TASK DESCRIPTION – Search the records for lines with the word "content" and copy each match.

[Items from a figure collection]
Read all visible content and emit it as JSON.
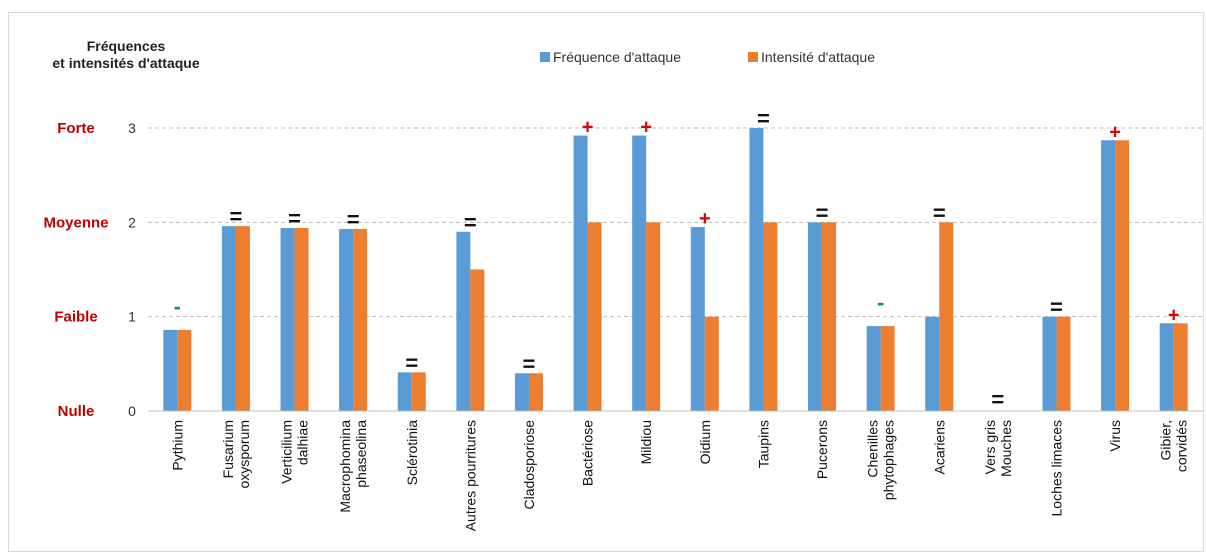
{
  "chart_data": {
    "type": "bar",
    "title": "",
    "ylabel_lines": [
      "Fréquences",
      "et intensités d'attaque"
    ],
    "ylim": [
      0,
      3
    ],
    "y_ticks": [
      "0",
      "1",
      "2",
      "3"
    ],
    "y_level_labels": [
      "Nulle",
      "Faible",
      "Moyenne",
      "Forte"
    ],
    "grid": "horizontal dashed",
    "legend_placement": "top-center",
    "categories": [
      [
        "Pythium"
      ],
      [
        "Fusarium",
        "oxysporum"
      ],
      [
        "Verticilium",
        "dalhiae"
      ],
      [
        "Macrophomina",
        "phaseolina"
      ],
      [
        "Sclérotinia"
      ],
      [
        "Autres pourritures"
      ],
      [
        "Cladosporiose"
      ],
      [
        "Bactériose"
      ],
      [
        "Mildiou"
      ],
      [
        "Oidium"
      ],
      [
        "Taupins"
      ],
      [
        "Pucerons"
      ],
      [
        "Chenilles",
        "phytophages"
      ],
      [
        "Acariens"
      ],
      [
        "Vers gris",
        "Mouches"
      ],
      [
        "Loches limaces"
      ],
      [
        "Virus"
      ],
      [
        "Gibier,",
        "corvidés"
      ]
    ],
    "series": [
      {
        "name": "Fréquence d'attaque",
        "color": "#5b9bd5",
        "values": [
          0.86,
          1.96,
          1.94,
          1.93,
          0.41,
          1.9,
          0.4,
          2.92,
          2.92,
          1.95,
          3.0,
          2.0,
          0.9,
          1.0,
          0,
          1.0,
          2.87,
          0.93
        ]
      },
      {
        "name": "Intensité d'attaque",
        "color": "#ed7d31",
        "values": [
          0.86,
          1.96,
          1.94,
          1.93,
          0.41,
          1.5,
          0.4,
          2.0,
          2.0,
          1.0,
          2.0,
          2.0,
          0.9,
          2.0,
          0,
          1.0,
          2.87,
          0.93
        ]
      }
    ],
    "trend_markers": [
      "-",
      "=",
      "=",
      "=",
      "=",
      "=",
      "=",
      "+",
      "+",
      "+",
      "=",
      "=",
      "-",
      "=",
      "=",
      "=",
      "+",
      "+"
    ],
    "marker_colors": {
      "+": "#e00000",
      "=": "#111111",
      "-": "#00a050"
    }
  }
}
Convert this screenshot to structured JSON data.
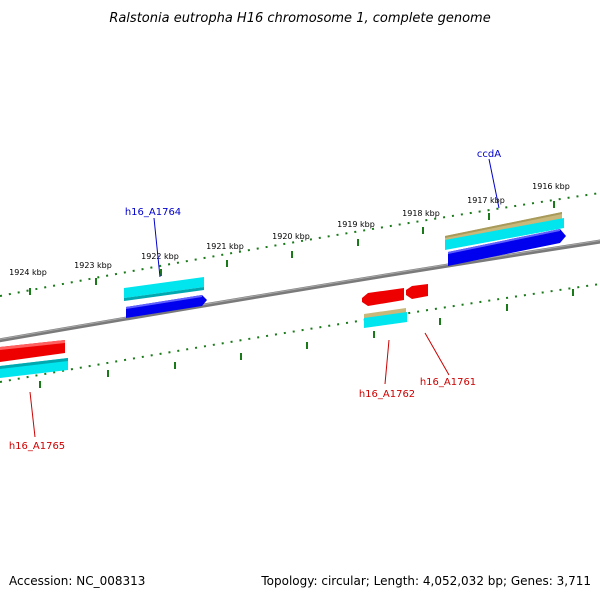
{
  "title": "Ralstonia eutropha H16 chromosome 1, complete genome",
  "accession": "Accession: NC_008313",
  "summary": "Topology: circular; Length: 4,052,032 bp; Genes: 3,711",
  "colors": {
    "backbone": "#888888",
    "ticks": "#1a7a1a",
    "cds_forward": "#0000ee",
    "cds_reverse": "#ee0000",
    "feature": "#00e5ee",
    "feature_alt": "#c8b87a",
    "label_forward": "#0000cc",
    "label_reverse": "#cc0000"
  },
  "scale": {
    "unit": "kbp",
    "labels": [
      "1924 kbp",
      "1923 kbp",
      "1922 kbp",
      "1921 kbp",
      "1920 kbp",
      "1919 kbp",
      "1918 kbp",
      "1917 kbp",
      "1916 kbp"
    ]
  },
  "genes": [
    {
      "name": "h16_A1764",
      "strand": "forward"
    },
    {
      "name": "ccdA",
      "strand": "forward"
    },
    {
      "name": "h16_A1765",
      "strand": "reverse"
    },
    {
      "name": "h16_A1762",
      "strand": "reverse"
    },
    {
      "name": "h16_A1761",
      "strand": "reverse"
    }
  ]
}
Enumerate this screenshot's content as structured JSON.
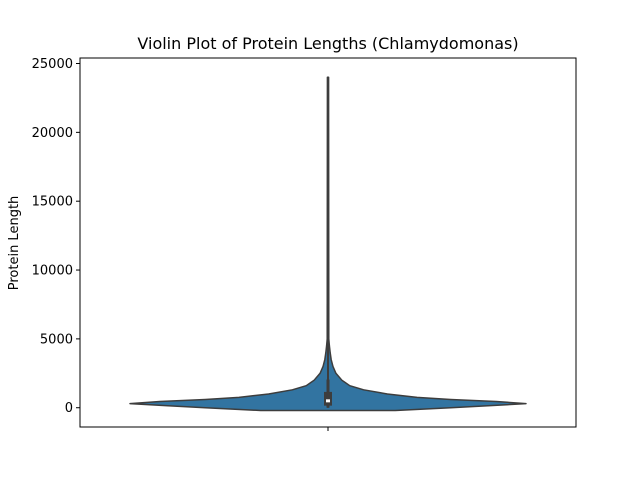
{
  "chart_data": {
    "type": "violin",
    "title": "Violin Plot of Protein Lengths (Chlamydomonas)",
    "xlabel": "",
    "ylabel": "Protein Length",
    "ylim": [
      -1400,
      25400
    ],
    "yticks": [
      0,
      5000,
      10000,
      15000,
      20000,
      25000
    ],
    "ytick_labels": [
      "0",
      "5000",
      "10000",
      "15000",
      "20000",
      "25000"
    ],
    "grid": false,
    "colors": {
      "fill": "#3274a1",
      "edge": "#3d3d3d",
      "box": "#3d3d3d",
      "median": "#ffffff"
    },
    "violin": {
      "profile": [
        {
          "y": -200,
          "half_width": 0.34
        },
        {
          "y": 0,
          "half_width": 0.62
        },
        {
          "y": 150,
          "half_width": 0.82
        },
        {
          "y": 300,
          "half_width": 1.0
        },
        {
          "y": 450,
          "half_width": 0.85
        },
        {
          "y": 600,
          "half_width": 0.62
        },
        {
          "y": 750,
          "half_width": 0.45
        },
        {
          "y": 1000,
          "half_width": 0.3
        },
        {
          "y": 1300,
          "half_width": 0.18
        },
        {
          "y": 1600,
          "half_width": 0.11
        },
        {
          "y": 2000,
          "half_width": 0.07
        },
        {
          "y": 2500,
          "half_width": 0.04
        },
        {
          "y": 3000,
          "half_width": 0.025
        },
        {
          "y": 3500,
          "half_width": 0.016
        },
        {
          "y": 4000,
          "half_width": 0.011
        },
        {
          "y": 4500,
          "half_width": 0.007
        },
        {
          "y": 5000,
          "half_width": 0.004
        },
        {
          "y": 24000,
          "half_width": 0.003
        }
      ],
      "box": {
        "q1": 150,
        "median": 500,
        "q3": 1150,
        "whisker_low": 0,
        "whisker_high": 2050,
        "max": 24000
      }
    }
  }
}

WRITTEN SOLUTION –
Read all visible content and emit it as JSON.
Enumerate this screenshot's content as structured JSON.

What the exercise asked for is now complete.